## The exercise
Pictures aside, write out every record exactly as it appears.
━━ Material provided
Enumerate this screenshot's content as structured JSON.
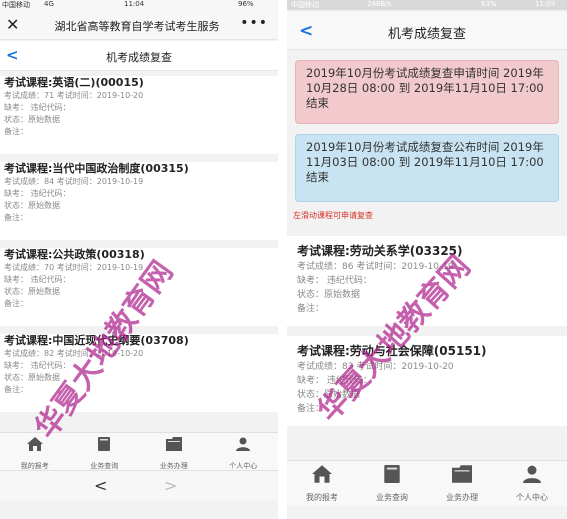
{
  "left": {
    "status": {
      "carrier": "中国移动",
      "network": "4G",
      "time": "11:04",
      "battery": "96%"
    },
    "wechat_title": "湖北省高等教育自学考试考生服务",
    "page_title": "机考成绩复查",
    "labels": {
      "score": "考试成绩：",
      "date": "考试时间：",
      "absent": "缺考：",
      "violation": "违纪代码：",
      "status": "状态：",
      "remark": "备注："
    },
    "records": [
      {
        "title": "考试课程:英语(二)(00015)",
        "score": "71",
        "date": "2019-10-20",
        "status": "原始数据"
      },
      {
        "title": "考试课程:当代中国政治制度(00315)",
        "score": "84",
        "date": "2019-10-19",
        "status": "原始数据"
      },
      {
        "title": "考试课程:公共政策(00318)",
        "score": "70",
        "date": "2019-10-19",
        "status": "原始数据"
      },
      {
        "title": "考试课程:中国近现代史纲要(03708)",
        "score": "82",
        "date": "2019-10-20",
        "status": "原始数据"
      }
    ],
    "tabs": [
      "我的报考",
      "业务查询",
      "业务办理",
      "个人中心"
    ],
    "watermark": "华夏大地教育网"
  },
  "right": {
    "status": {
      "carrier": "中国移动",
      "speed": "248B/s",
      "battery": "63%",
      "time": "11:09"
    },
    "page_title": "机考成绩复查",
    "notice_apply": "2019年10月份考试成绩复查申请时间 2019年10月28日 08:00 到 2019年11月10日 17:00 结束",
    "notice_publish": "2019年10月份考试成绩复查公布时间 2019年11月03日 08:00 到 2019年11月10日 17:00 结束",
    "hint": "左滑动课程可申请复查",
    "labels": {
      "score": "考试成绩：",
      "date": "考试时间：",
      "absent": "缺考：",
      "violation": "违纪代码：",
      "status": "状态：",
      "remark": "备注："
    },
    "records": [
      {
        "title": "考试课程:劳动关系学(03325)",
        "score": "86",
        "date": "2019-10-19",
        "status": "原始数据"
      },
      {
        "title": "考试课程:劳动与社会保障(05151)",
        "score": "83",
        "date": "2019-10-20",
        "status": "原始数据"
      }
    ],
    "tabs": [
      "我的报考",
      "业务查询",
      "业务办理",
      "个人中心"
    ],
    "watermark": "华夏大地教育网"
  },
  "colors": {
    "accent": "#1a73e8",
    "notice_red": "#f2c9cc",
    "notice_blue": "#c8e4f2",
    "hint": "#d93025",
    "watermark": "#b0238e"
  },
  "icons": {
    "tab_icons": [
      "home-icon",
      "book-icon",
      "folder-icon",
      "user-icon"
    ]
  }
}
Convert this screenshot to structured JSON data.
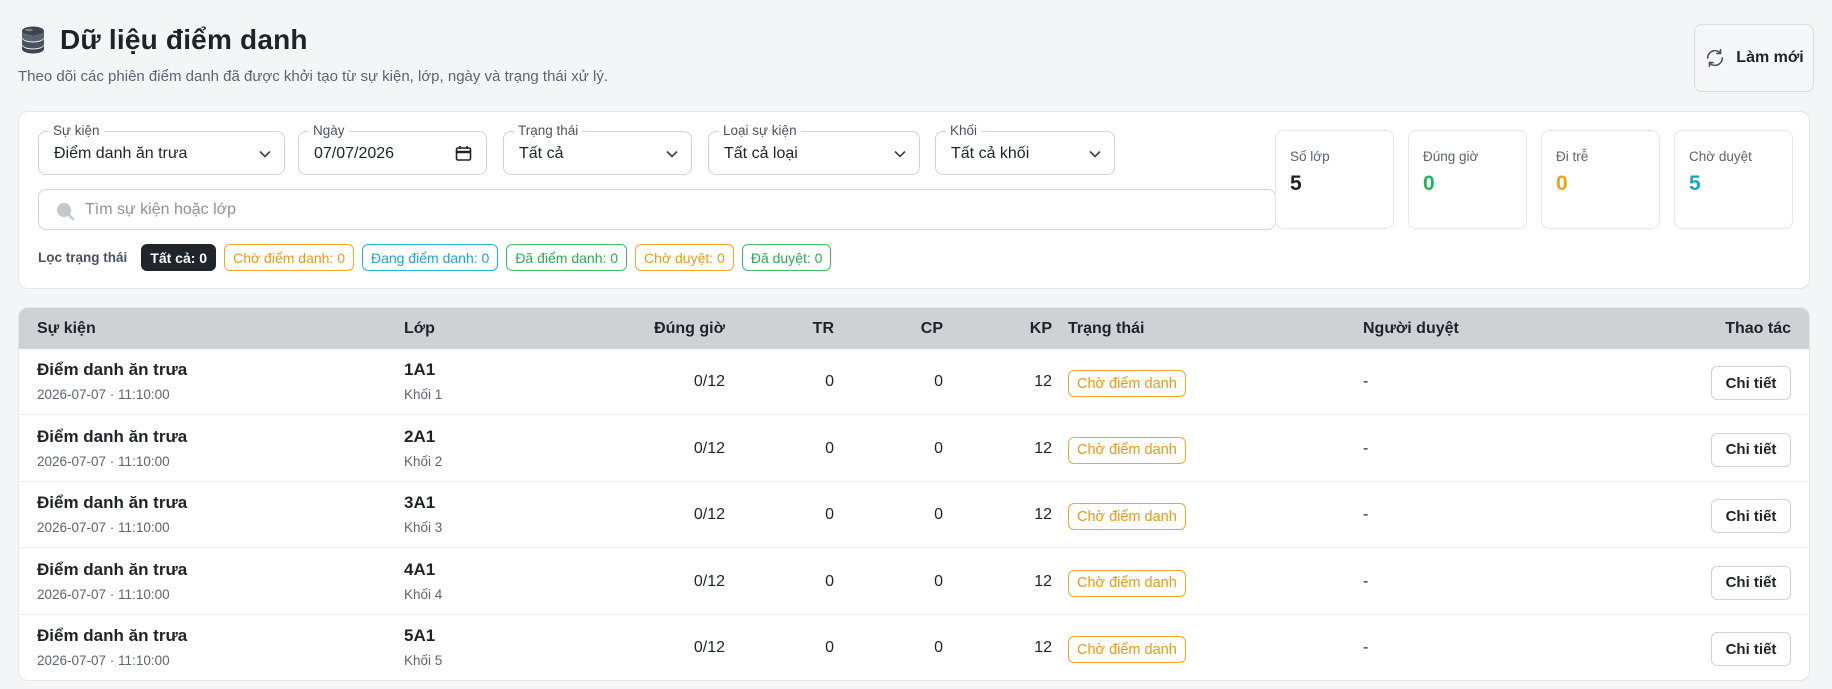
{
  "header": {
    "title": "Dữ liệu điểm danh",
    "subtitle": "Theo dõi các phiên điểm danh đã được khởi tạo từ sự kiện, lớp, ngày và trạng thái xử lý.",
    "refresh_label": "Làm mới",
    "icons": {
      "title": "database-icon",
      "refresh": "refresh-icon"
    }
  },
  "filters": {
    "event": {
      "label": "Sự kiện",
      "value": "Điểm danh ăn trưa"
    },
    "date": {
      "label": "Ngày",
      "value": "07/07/2026"
    },
    "status": {
      "label": "Trạng thái",
      "value": "Tất cả"
    },
    "event_type": {
      "label": "Loại sự kiện",
      "value": "Tất cả loại"
    },
    "grade": {
      "label": "Khối",
      "value": "Tất cả khối"
    },
    "search": {
      "placeholder": "Tìm sự kiện hoặc lớp",
      "value": ""
    },
    "status_filter_label": "Lọc trạng thái",
    "chips": {
      "all": "Tất cả: 0",
      "waiting": "Chờ điểm danh: 0",
      "in_progress": "Đang điểm danh: 0",
      "done": "Đã điểm danh: 0",
      "pending": "Chờ duyệt: 0",
      "approved": "Đã duyệt: 0"
    }
  },
  "stats": {
    "classes": {
      "label": "Số lớp",
      "value": "5",
      "color": "#1f2328"
    },
    "on_time": {
      "label": "Đúng giờ",
      "value": "0",
      "color": "#27b35a"
    },
    "late": {
      "label": "Đi trễ",
      "value": "0",
      "color": "#f0a214"
    },
    "pending": {
      "label": "Chờ duyệt",
      "value": "5",
      "color": "#1aa6c7"
    }
  },
  "table": {
    "columns": {
      "event": "Sự kiện",
      "class": "Lớp",
      "on_time": "Đúng giờ",
      "tr": "TR",
      "cp": "CP",
      "kp": "KP",
      "status": "Trạng thái",
      "approver": "Người duyệt",
      "actions": "Thao tác"
    },
    "rows": [
      {
        "event": "Điểm danh ăn trưa",
        "time": "2026-07-07 · 11:10:00",
        "class": "1A1",
        "grade": "Khối 1",
        "on_time": "0/12",
        "tr": "0",
        "cp": "0",
        "kp": "12",
        "status": "Chờ điểm danh",
        "approver": "-",
        "action": "Chi tiết"
      },
      {
        "event": "Điểm danh ăn trưa",
        "time": "2026-07-07 · 11:10:00",
        "class": "2A1",
        "grade": "Khối 2",
        "on_time": "0/12",
        "tr": "0",
        "cp": "0",
        "kp": "12",
        "status": "Chờ điểm danh",
        "approver": "-",
        "action": "Chi tiết"
      },
      {
        "event": "Điểm danh ăn trưa",
        "time": "2026-07-07 · 11:10:00",
        "class": "3A1",
        "grade": "Khối 3",
        "on_time": "0/12",
        "tr": "0",
        "cp": "0",
        "kp": "12",
        "status": "Chờ điểm danh",
        "approver": "-",
        "action": "Chi tiết"
      },
      {
        "event": "Điểm danh ăn trưa",
        "time": "2026-07-07 · 11:10:00",
        "class": "4A1",
        "grade": "Khối 4",
        "on_time": "0/12",
        "tr": "0",
        "cp": "0",
        "kp": "12",
        "status": "Chờ điểm danh",
        "approver": "-",
        "action": "Chi tiết"
      },
      {
        "event": "Điểm danh ăn trưa",
        "time": "2026-07-07 · 11:10:00",
        "class": "5A1",
        "grade": "Khối 5",
        "on_time": "0/12",
        "tr": "0",
        "cp": "0",
        "kp": "12",
        "status": "Chờ điểm danh",
        "approver": "-",
        "action": "Chi tiết"
      }
    ]
  }
}
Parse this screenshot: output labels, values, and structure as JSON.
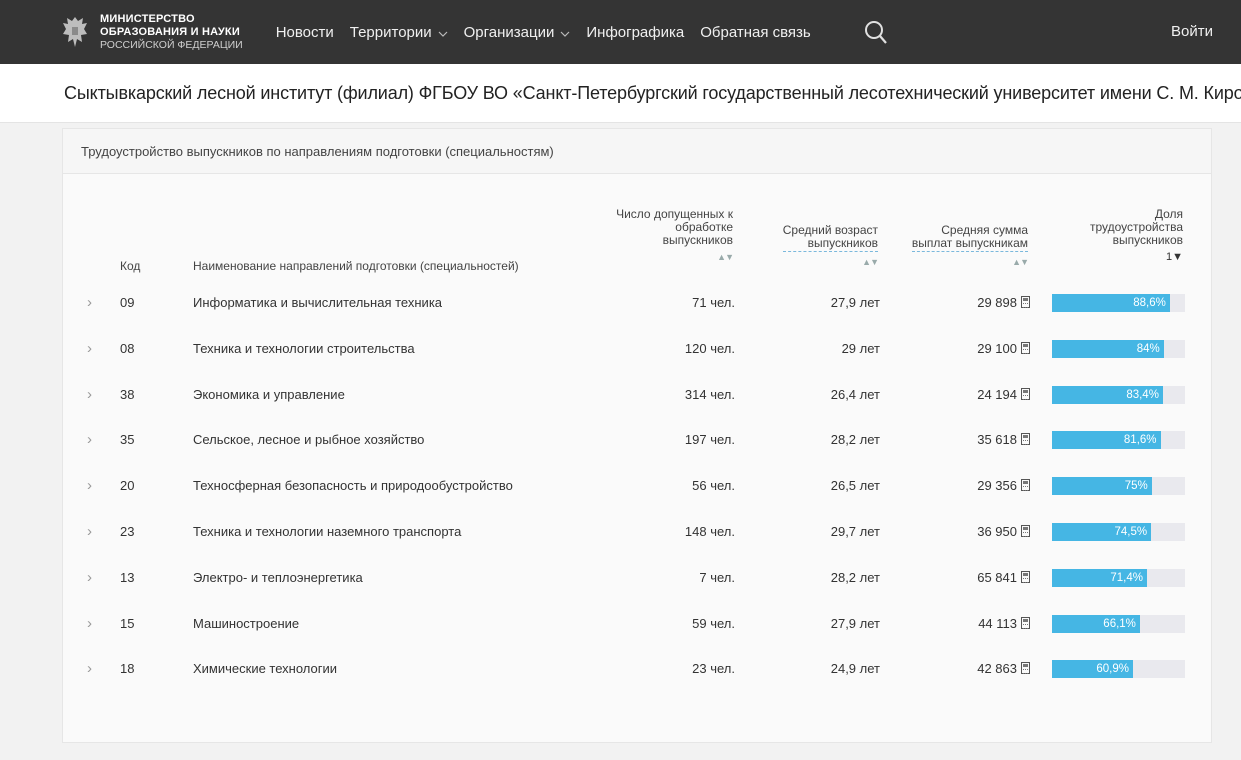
━━━━
## Written response
Enumerate this screenshot's content as structured JSON.
{
  "left": {
    "status": {
      "carrier": "中国移动",
      "network": "4G",
      "time": "11:04",
      "battery": "96%"
    },
    "wechat_title": "湖北省高等教育自学考试考生服务",
    "page_title": "机考成绩复查",
    "labels": {
      "score": "考试成绩：",
      "date": "考试时间：",
      "absent": "缺考：",
      "violation": "违纪代码：",
      "status": "状态：",
      "remark": "备注："
    },
    "records": [
      {
        "title": "考试课程:英语(二)(00015)",
        "score": "71",
        "date": "2019-10-20",
        "status": "原始数据"
      },
      {
        "title": "考试课程:当代中国政治制度(00315)",
        "score": "84",
        "date": "2019-10-19",
        "status": "原始数据"
      },
      {
        "title": "考试课程:公共政策(00318)",
        "score": "70",
        "date": "2019-10-19",
        "status": "原始数据"
      },
      {
        "title": "考试课程:中国近现代史纲要(03708)",
        "score": "82",
        "date": "2019-10-20",
        "status": "原始数据"
      }
    ],
    "tabs": [
      "我的报考",
      "业务查询",
      "业务办理",
      "个人中心"
    ],
    "watermark": "华夏大地教育网"
  },
  "right": {
    "status": {
      "carrier": "中国移动",
      "speed": "248B/s",
      "battery": "63%",
      "time": "11:09"
    },
    "page_title": "机考成绩复查",
    "notice_apply": "2019年10月份考试成绩复查申请时间 2019年10月28日 08:00 到 2019年11月10日 17:00 结束",
    "notice_publish": "2019年10月份考试成绩复查公布时间 2019年11月03日 08:00 到 2019年11月10日 17:00 结束",
    "hint": "左滑动课程可申请复查",
    "labels": {
      "score": "考试成绩：",
      "date": "考试时间：",
      "absent": "缺考：",
      "violation": "违纪代码：",
      "status": "状态：",
      "remark": "备注："
    },
    "records": [
      {
        "title": "考试课程:劳动关系学(03325)",
        "score": "86",
        "date": "2019-10-19",
        "status": "原始数据"
      },
      {
        "title": "考试课程:劳动与社会保障(05151)",
        "score": "83",
        "date": "2019-10-20",
        "status": "原始数据"
      }
    ],
    "tabs": [
      "我的报考",
      "业务查询",
      "业务办理",
      "个人中心"
    ],
    "watermark": "华夏大地教育网"
  },
  "colors": {
    "accent": "#1a73e8",
    "notice_red": "#f2c9cc",
    "notice_blue": "#c8e4f2",
    "hint": "#d93025",
    "watermark": "#b0238e"
  },
  "icons": {
    "tab_icons": [
      "home-icon",
      "book-icon",
      "folder-icon",
      "user-icon"
    ]
  }
}
Convert this screenshot to structured JSON data.
{
  "header": {
    "title": "Dữ liệu điểm danh",
    "subtitle": "Theo dõi các phiên điểm danh đã được khởi tạo từ sự kiện, lớp, ngày và trạng thái xử lý.",
    "refresh_label": "Làm mới",
    "icons": {
      "title": "database-icon",
      "refresh": "refresh-icon"
    }
  },
  "filters": {
    "event": {
      "label": "Sự kiện",
      "value": "Điểm danh ăn trưa"
    },
    "date": {
      "label": "Ngày",
      "value": "07/07/2026"
    },
    "status": {
      "label": "Trạng thái",
      "value": "Tất cả"
    },
    "event_type": {
      "label": "Loại sự kiện",
      "value": "Tất cả loại"
    },
    "grade": {
      "label": "Khối",
      "value": "Tất cả khối"
    },
    "search": {
      "placeholder": "Tìm sự kiện hoặc lớp",
      "value": ""
    },
    "status_filter_label": "Lọc trạng thái",
    "chips": {
      "all": "Tất cả: 0",
      "waiting": "Chờ điểm danh: 0",
      "in_progress": "Đang điểm danh: 0",
      "done": "Đã điểm danh: 0",
      "pending": "Chờ duyệt: 0",
      "approved": "Đã duyệt: 0"
    }
  },
  "stats": {
    "classes": {
      "label": "Số lớp",
      "value": "5",
      "color": "#1f2328"
    },
    "on_time": {
      "label": "Đúng giờ",
      "value": "0",
      "color": "#27b35a"
    },
    "late": {
      "label": "Đi trễ",
      "value": "0",
      "color": "#f0a214"
    },
    "pending": {
      "label": "Chờ duyệt",
      "value": "5",
      "color": "#1aa6c7"
    }
  },
  "table": {
    "columns": {
      "event": "Sự kiện",
      "class": "Lớp",
      "on_time": "Đúng giờ",
      "tr": "TR",
      "cp": "CP",
      "kp": "KP",
      "status": "Trạng thái",
      "approver": "Người duyệt",
      "actions": "Thao tác"
    },
    "rows": [
      {
        "event": "Điểm danh ăn trưa",
        "time": "2026-07-07 · 11:10:00",
        "class": "1A1",
        "grade": "Khối 1",
        "on_time": "0/12",
        "tr": "0",
        "cp": "0",
        "kp": "12",
        "status": "Chờ điểm danh",
        "approver": "-",
        "action": "Chi tiết"
      },
      {
        "event": "Điểm danh ăn trưa",
        "time": "2026-07-07 · 11:10:00",
        "class": "2A1",
        "grade": "Khối 2",
        "on_time": "0/12",
        "tr": "0",
        "cp": "0",
        "kp": "12",
        "status": "Chờ điểm danh",
        "approver": "-",
        "action": "Chi tiết"
      },
      {
        "event": "Điểm danh ăn trưa",
        "time": "2026-07-07 · 11:10:00",
        "class": "3A1",
        "grade": "Khối 3",
        "on_time": "0/12",
        "tr": "0",
        "cp": "0",
        "kp": "12",
        "status": "Chờ điểm danh",
        "approver": "-",
        "action": "Chi tiết"
      },
      {
        "event": "Điểm danh ăn trưa",
        "time": "2026-07-07 · 11:10:00",
        "class": "4A1",
        "grade": "Khối 4",
        "on_time": "0/12",
        "tr": "0",
        "cp": "0",
        "kp": "12",
        "status": "Chờ điểm danh",
        "approver": "-",
        "action": "Chi tiết"
      },
      {
        "event": "Điểm danh ăn trưa",
        "time": "2026-07-07 · 11:10:00",
        "class": "5A1",
        "grade": "Khối 5",
        "on_time": "0/12",
        "tr": "0",
        "cp": "0",
        "kp": "12",
        "status": "Chờ điểm danh",
        "approver": "-",
        "action": "Chi tiết"
      }
    ]
  }
}
Parse this screenshot: output labels, values, and structure as JSON.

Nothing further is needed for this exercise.